*GIVEN INSTRUCTION*: Repeat the data that follows, word for word, without the images.

*A run of records*:
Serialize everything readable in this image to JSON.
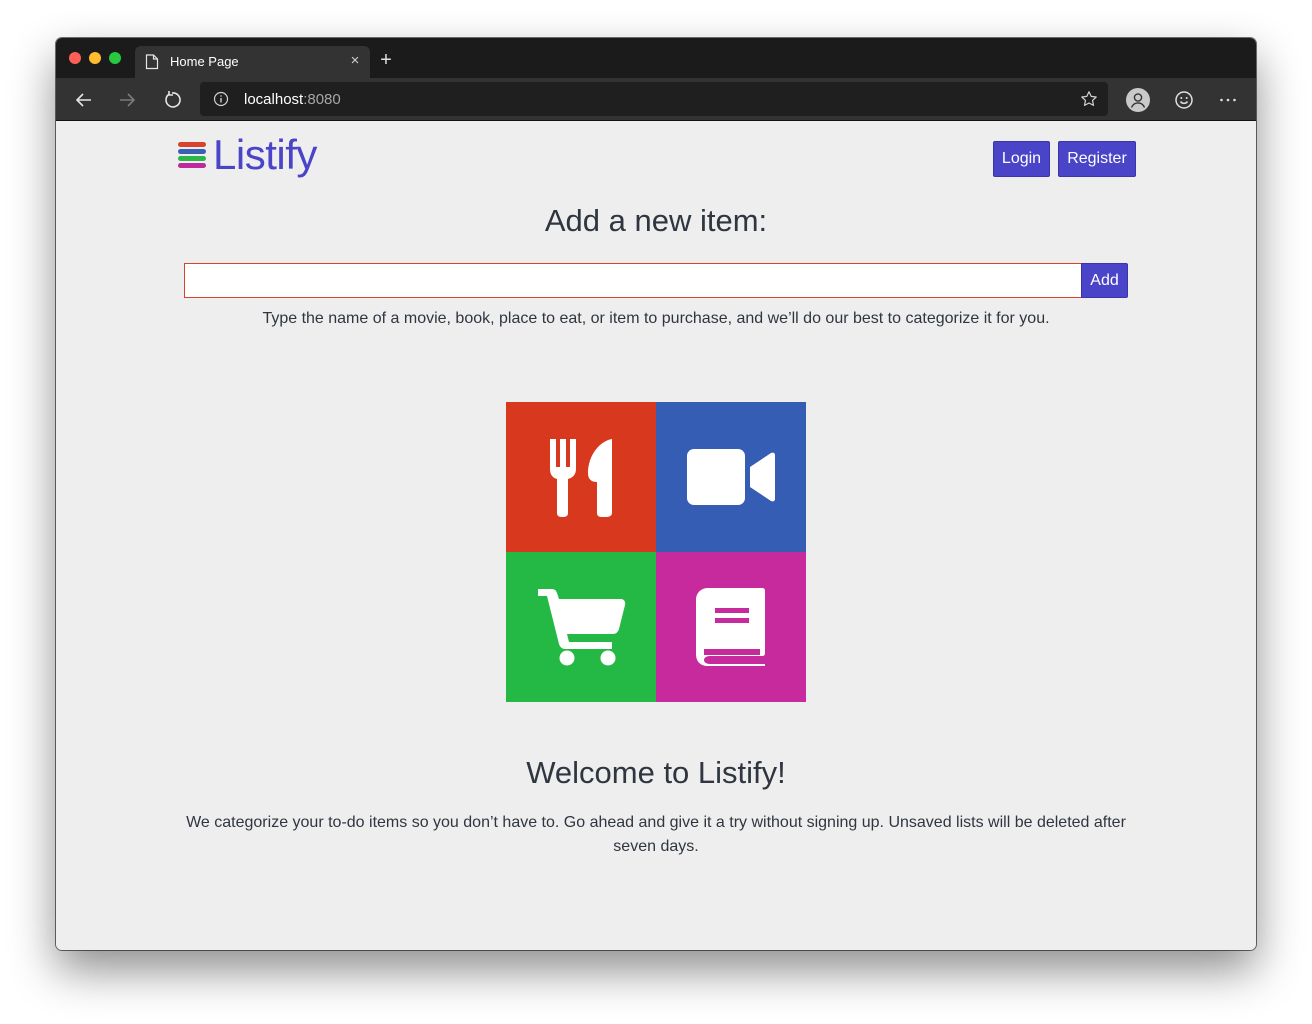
{
  "browser": {
    "tab_title": "Home Page",
    "tab_close": "×",
    "new_tab": "+",
    "address_host": "localhost",
    "address_port": ":8080"
  },
  "header": {
    "logo_text": "Listify",
    "logo_colors": [
      "#d8442a",
      "#3a5fb5",
      "#2ab84a",
      "#c0299a"
    ],
    "login_label": "Login",
    "register_label": "Register"
  },
  "add_item": {
    "heading": "Add a new item:",
    "input_value": "",
    "button_label": "Add",
    "hint": "Type the name of a movie, book, place to eat, or item to purchase, and we’ll do our best to categorize it for you."
  },
  "categories": [
    {
      "name": "food",
      "icon": "utensils-icon",
      "color": "#d8391e"
    },
    {
      "name": "movies",
      "icon": "video-camera-icon",
      "color": "#365db4"
    },
    {
      "name": "shopping",
      "icon": "shopping-cart-icon",
      "color": "#24b945"
    },
    {
      "name": "books",
      "icon": "book-icon",
      "color": "#c72a9d"
    }
  ],
  "welcome": {
    "heading": "Welcome to Listify!",
    "text": "We categorize your to-do items so you don’t have to. Go ahead and give it a try without signing up. Unsaved lists will be deleted after seven days."
  },
  "theme": {
    "accent": "#4a44c9",
    "page_background": "#eeeeee",
    "text": "#2f3640"
  }
}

*EXERCISE ANSWER*:
Serialize everything readable in this image to JSON.
{
  "browser": {
    "tab_title": "Home Page",
    "tab_close": "×",
    "new_tab": "+",
    "address_host": "localhost",
    "address_port": ":8080"
  },
  "header": {
    "logo_text": "Listify",
    "logo_colors": [
      "#d8442a",
      "#3a5fb5",
      "#2ab84a",
      "#c0299a"
    ],
    "login_label": "Login",
    "register_label": "Register"
  },
  "add_item": {
    "heading": "Add a new item:",
    "input_value": "",
    "button_label": "Add",
    "hint": "Type the name of a movie, book, place to eat, or item to purchase, and we’ll do our best to categorize it for you."
  },
  "categories": [
    {
      "name": "food",
      "icon": "utensils-icon",
      "color": "#d8391e"
    },
    {
      "name": "movies",
      "icon": "video-camera-icon",
      "color": "#365db4"
    },
    {
      "name": "shopping",
      "icon": "shopping-cart-icon",
      "color": "#24b945"
    },
    {
      "name": "books",
      "icon": "book-icon",
      "color": "#c72a9d"
    }
  ],
  "welcome": {
    "heading": "Welcome to Listify!",
    "text": "We categorize your to-do items so you don’t have to. Go ahead and give it a try without signing up. Unsaved lists will be deleted after seven days."
  },
  "theme": {
    "accent": "#4a44c9",
    "page_background": "#eeeeee",
    "text": "#2f3640"
  }
}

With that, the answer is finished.